# WHAT THIS TASK INVOLVES
Return the listing below in full, with every line exactly as it is.

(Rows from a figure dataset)
####################

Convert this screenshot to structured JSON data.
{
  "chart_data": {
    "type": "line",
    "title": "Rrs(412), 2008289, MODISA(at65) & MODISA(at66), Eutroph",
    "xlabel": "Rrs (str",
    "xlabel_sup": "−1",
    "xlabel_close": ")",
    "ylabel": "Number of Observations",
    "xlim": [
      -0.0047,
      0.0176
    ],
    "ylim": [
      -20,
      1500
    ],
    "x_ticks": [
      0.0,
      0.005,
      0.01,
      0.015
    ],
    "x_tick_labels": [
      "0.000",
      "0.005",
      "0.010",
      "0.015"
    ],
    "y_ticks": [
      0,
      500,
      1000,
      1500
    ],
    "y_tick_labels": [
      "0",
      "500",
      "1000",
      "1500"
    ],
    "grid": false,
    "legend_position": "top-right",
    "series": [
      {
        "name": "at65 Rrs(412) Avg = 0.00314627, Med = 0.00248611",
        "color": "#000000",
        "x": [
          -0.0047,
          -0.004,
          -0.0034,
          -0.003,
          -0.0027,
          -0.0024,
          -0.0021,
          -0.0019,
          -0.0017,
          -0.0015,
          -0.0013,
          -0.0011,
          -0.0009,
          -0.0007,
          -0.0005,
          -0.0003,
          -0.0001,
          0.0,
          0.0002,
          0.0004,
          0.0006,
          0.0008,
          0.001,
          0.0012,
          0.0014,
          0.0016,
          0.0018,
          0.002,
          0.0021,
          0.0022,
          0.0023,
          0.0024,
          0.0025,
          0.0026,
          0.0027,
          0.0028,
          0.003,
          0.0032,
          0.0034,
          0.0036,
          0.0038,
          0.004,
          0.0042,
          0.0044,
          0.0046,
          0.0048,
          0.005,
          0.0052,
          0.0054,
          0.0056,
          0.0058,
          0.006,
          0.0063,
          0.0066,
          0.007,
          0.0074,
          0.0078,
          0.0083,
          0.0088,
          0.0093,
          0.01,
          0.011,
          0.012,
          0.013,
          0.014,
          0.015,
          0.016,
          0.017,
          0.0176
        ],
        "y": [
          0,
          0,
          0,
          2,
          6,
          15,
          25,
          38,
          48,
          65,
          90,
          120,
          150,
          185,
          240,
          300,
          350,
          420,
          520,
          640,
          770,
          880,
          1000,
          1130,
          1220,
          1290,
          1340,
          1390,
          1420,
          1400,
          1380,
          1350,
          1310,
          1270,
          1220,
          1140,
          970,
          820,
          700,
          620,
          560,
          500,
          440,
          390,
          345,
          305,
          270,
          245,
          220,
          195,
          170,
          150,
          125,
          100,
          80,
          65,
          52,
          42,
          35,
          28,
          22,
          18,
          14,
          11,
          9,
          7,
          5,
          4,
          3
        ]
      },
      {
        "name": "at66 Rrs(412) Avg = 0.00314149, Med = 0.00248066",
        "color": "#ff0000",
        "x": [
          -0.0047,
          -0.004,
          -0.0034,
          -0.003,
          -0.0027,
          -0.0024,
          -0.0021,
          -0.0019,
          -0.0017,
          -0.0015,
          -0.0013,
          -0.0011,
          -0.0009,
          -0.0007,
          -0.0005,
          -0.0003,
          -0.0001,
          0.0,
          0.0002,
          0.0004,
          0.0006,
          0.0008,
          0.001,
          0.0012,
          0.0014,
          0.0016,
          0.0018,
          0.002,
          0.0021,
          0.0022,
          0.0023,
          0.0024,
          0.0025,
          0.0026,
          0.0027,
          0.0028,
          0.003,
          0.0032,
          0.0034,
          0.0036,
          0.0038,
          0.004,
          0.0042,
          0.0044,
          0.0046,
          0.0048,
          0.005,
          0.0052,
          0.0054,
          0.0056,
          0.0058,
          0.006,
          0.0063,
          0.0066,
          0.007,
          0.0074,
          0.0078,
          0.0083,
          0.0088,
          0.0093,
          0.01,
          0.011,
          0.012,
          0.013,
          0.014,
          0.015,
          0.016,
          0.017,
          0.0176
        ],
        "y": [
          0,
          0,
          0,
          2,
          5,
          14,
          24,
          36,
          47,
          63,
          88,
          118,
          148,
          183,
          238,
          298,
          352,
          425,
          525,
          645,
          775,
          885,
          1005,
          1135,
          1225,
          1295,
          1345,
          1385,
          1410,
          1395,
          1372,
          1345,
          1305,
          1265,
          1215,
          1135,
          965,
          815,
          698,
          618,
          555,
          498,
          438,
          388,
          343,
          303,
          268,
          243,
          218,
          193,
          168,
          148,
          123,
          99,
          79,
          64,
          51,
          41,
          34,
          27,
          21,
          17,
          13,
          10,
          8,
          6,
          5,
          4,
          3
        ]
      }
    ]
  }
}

####################

# ANSWER TO THE PROBLEM
Convert this screenshot to structured JSON data.
{
  "chart_data": {
    "type": "line",
    "title": "Rrs(412), 2008289, MODISA(at65) & MODISA(at66), Eutroph",
    "xlabel": "Rrs (str",
    "xlabel_sup": "−1",
    "xlabel_close": ")",
    "ylabel": "Number of Observations",
    "xlim": [
      -0.0047,
      0.0176
    ],
    "ylim": [
      -20,
      1500
    ],
    "x_ticks": [
      0.0,
      0.005,
      0.01,
      0.015
    ],
    "x_tick_labels": [
      "0.000",
      "0.005",
      "0.010",
      "0.015"
    ],
    "y_ticks": [
      0,
      500,
      1000,
      1500
    ],
    "y_tick_labels": [
      "0",
      "500",
      "1000",
      "1500"
    ],
    "grid": false,
    "legend_position": "top-right",
    "series": [
      {
        "name": "at65 Rrs(412) Avg = 0.00314627, Med = 0.00248611",
        "color": "#000000",
        "x": [
          -0.0047,
          -0.004,
          -0.0034,
          -0.003,
          -0.0027,
          -0.0024,
          -0.0021,
          -0.0019,
          -0.0017,
          -0.0015,
          -0.0013,
          -0.0011,
          -0.0009,
          -0.0007,
          -0.0005,
          -0.0003,
          -0.0001,
          0.0,
          0.0002,
          0.0004,
          0.0006,
          0.0008,
          0.001,
          0.0012,
          0.0014,
          0.0016,
          0.0018,
          0.002,
          0.0021,
          0.0022,
          0.0023,
          0.0024,
          0.0025,
          0.0026,
          0.0027,
          0.0028,
          0.003,
          0.0032,
          0.0034,
          0.0036,
          0.0038,
          0.004,
          0.0042,
          0.0044,
          0.0046,
          0.0048,
          0.005,
          0.0052,
          0.0054,
          0.0056,
          0.0058,
          0.006,
          0.0063,
          0.0066,
          0.007,
          0.0074,
          0.0078,
          0.0083,
          0.0088,
          0.0093,
          0.01,
          0.011,
          0.012,
          0.013,
          0.014,
          0.015,
          0.016,
          0.017,
          0.0176
        ],
        "y": [
          0,
          0,
          0,
          2,
          6,
          15,
          25,
          38,
          48,
          65,
          90,
          120,
          150,
          185,
          240,
          300,
          350,
          420,
          520,
          640,
          770,
          880,
          1000,
          1130,
          1220,
          1290,
          1340,
          1390,
          1420,
          1400,
          1380,
          1350,
          1310,
          1270,
          1220,
          1140,
          970,
          820,
          700,
          620,
          560,
          500,
          440,
          390,
          345,
          305,
          270,
          245,
          220,
          195,
          170,
          150,
          125,
          100,
          80,
          65,
          52,
          42,
          35,
          28,
          22,
          18,
          14,
          11,
          9,
          7,
          5,
          4,
          3
        ]
      },
      {
        "name": "at66 Rrs(412) Avg = 0.00314149, Med = 0.00248066",
        "color": "#ff0000",
        "x": [
          -0.0047,
          -0.004,
          -0.0034,
          -0.003,
          -0.0027,
          -0.0024,
          -0.0021,
          -0.0019,
          -0.0017,
          -0.0015,
          -0.0013,
          -0.0011,
          -0.0009,
          -0.0007,
          -0.0005,
          -0.0003,
          -0.0001,
          0.0,
          0.0002,
          0.0004,
          0.0006,
          0.0008,
          0.001,
          0.0012,
          0.0014,
          0.0016,
          0.0018,
          0.002,
          0.0021,
          0.0022,
          0.0023,
          0.0024,
          0.0025,
          0.0026,
          0.0027,
          0.0028,
          0.003,
          0.0032,
          0.0034,
          0.0036,
          0.0038,
          0.004,
          0.0042,
          0.0044,
          0.0046,
          0.0048,
          0.005,
          0.0052,
          0.0054,
          0.0056,
          0.0058,
          0.006,
          0.0063,
          0.0066,
          0.007,
          0.0074,
          0.0078,
          0.0083,
          0.0088,
          0.0093,
          0.01,
          0.011,
          0.012,
          0.013,
          0.014,
          0.015,
          0.016,
          0.017,
          0.0176
        ],
        "y": [
          0,
          0,
          0,
          2,
          5,
          14,
          24,
          36,
          47,
          63,
          88,
          118,
          148,
          183,
          238,
          298,
          352,
          425,
          525,
          645,
          775,
          885,
          1005,
          1135,
          1225,
          1295,
          1345,
          1385,
          1410,
          1395,
          1372,
          1345,
          1305,
          1265,
          1215,
          1135,
          965,
          815,
          698,
          618,
          555,
          498,
          438,
          388,
          343,
          303,
          268,
          243,
          218,
          193,
          168,
          148,
          123,
          99,
          79,
          64,
          51,
          41,
          34,
          27,
          21,
          17,
          13,
          10,
          8,
          6,
          5,
          4,
          3
        ]
      }
    ]
  }
}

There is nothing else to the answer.